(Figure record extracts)
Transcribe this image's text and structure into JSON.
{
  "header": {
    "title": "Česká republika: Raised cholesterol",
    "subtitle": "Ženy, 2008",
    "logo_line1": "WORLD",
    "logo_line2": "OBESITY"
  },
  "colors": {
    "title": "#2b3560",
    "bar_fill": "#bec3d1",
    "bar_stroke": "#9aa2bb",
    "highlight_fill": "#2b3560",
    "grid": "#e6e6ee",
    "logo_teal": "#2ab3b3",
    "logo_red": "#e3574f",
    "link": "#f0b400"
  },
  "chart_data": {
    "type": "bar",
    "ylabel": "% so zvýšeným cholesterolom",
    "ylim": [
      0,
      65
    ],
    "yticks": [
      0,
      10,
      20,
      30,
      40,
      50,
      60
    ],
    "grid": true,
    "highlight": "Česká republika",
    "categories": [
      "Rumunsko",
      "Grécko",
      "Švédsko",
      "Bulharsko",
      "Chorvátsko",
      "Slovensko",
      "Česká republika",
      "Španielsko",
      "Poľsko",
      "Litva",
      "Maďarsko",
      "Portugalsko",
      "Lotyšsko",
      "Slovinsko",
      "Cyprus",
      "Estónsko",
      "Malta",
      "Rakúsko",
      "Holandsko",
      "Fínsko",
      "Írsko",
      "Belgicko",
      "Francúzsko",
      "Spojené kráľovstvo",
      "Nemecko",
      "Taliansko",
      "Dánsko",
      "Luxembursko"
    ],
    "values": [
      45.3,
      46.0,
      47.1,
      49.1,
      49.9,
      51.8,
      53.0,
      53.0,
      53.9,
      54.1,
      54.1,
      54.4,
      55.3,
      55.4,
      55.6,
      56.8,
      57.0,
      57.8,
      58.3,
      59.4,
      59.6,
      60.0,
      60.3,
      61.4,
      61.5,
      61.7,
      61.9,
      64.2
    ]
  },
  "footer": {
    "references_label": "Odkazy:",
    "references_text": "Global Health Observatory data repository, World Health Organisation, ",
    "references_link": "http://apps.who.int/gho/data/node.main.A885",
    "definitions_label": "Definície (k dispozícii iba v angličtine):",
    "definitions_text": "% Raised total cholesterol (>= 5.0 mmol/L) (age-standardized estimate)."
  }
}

Work instructions – Copy every record exactly as presented.

Answer for this exercise –
Transcribe this image's text and structure into JSON.
{
  "header": {
    "title": "Česká republika: Raised cholesterol",
    "subtitle": "Ženy, 2008",
    "logo_line1": "WORLD",
    "logo_line2": "OBESITY"
  },
  "colors": {
    "title": "#2b3560",
    "bar_fill": "#bec3d1",
    "bar_stroke": "#9aa2bb",
    "highlight_fill": "#2b3560",
    "grid": "#e6e6ee",
    "logo_teal": "#2ab3b3",
    "logo_red": "#e3574f",
    "link": "#f0b400"
  },
  "chart_data": {
    "type": "bar",
    "ylabel": "% so zvýšeným cholesterolom",
    "ylim": [
      0,
      65
    ],
    "yticks": [
      0,
      10,
      20,
      30,
      40,
      50,
      60
    ],
    "grid": true,
    "highlight": "Česká republika",
    "categories": [
      "Rumunsko",
      "Grécko",
      "Švédsko",
      "Bulharsko",
      "Chorvátsko",
      "Slovensko",
      "Česká republika",
      "Španielsko",
      "Poľsko",
      "Litva",
      "Maďarsko",
      "Portugalsko",
      "Lotyšsko",
      "Slovinsko",
      "Cyprus",
      "Estónsko",
      "Malta",
      "Rakúsko",
      "Holandsko",
      "Fínsko",
      "Írsko",
      "Belgicko",
      "Francúzsko",
      "Spojené kráľovstvo",
      "Nemecko",
      "Taliansko",
      "Dánsko",
      "Luxembursko"
    ],
    "values": [
      45.3,
      46.0,
      47.1,
      49.1,
      49.9,
      51.8,
      53.0,
      53.0,
      53.9,
      54.1,
      54.1,
      54.4,
      55.3,
      55.4,
      55.6,
      56.8,
      57.0,
      57.8,
      58.3,
      59.4,
      59.6,
      60.0,
      60.3,
      61.4,
      61.5,
      61.7,
      61.9,
      64.2
    ]
  },
  "footer": {
    "references_label": "Odkazy:",
    "references_text": "Global Health Observatory data repository, World Health Organisation, ",
    "references_link": "http://apps.who.int/gho/data/node.main.A885",
    "definitions_label": "Definície (k dispozícii iba v angličtine):",
    "definitions_text": "% Raised total cholesterol (>= 5.0 mmol/L) (age-standardized estimate)."
  }
}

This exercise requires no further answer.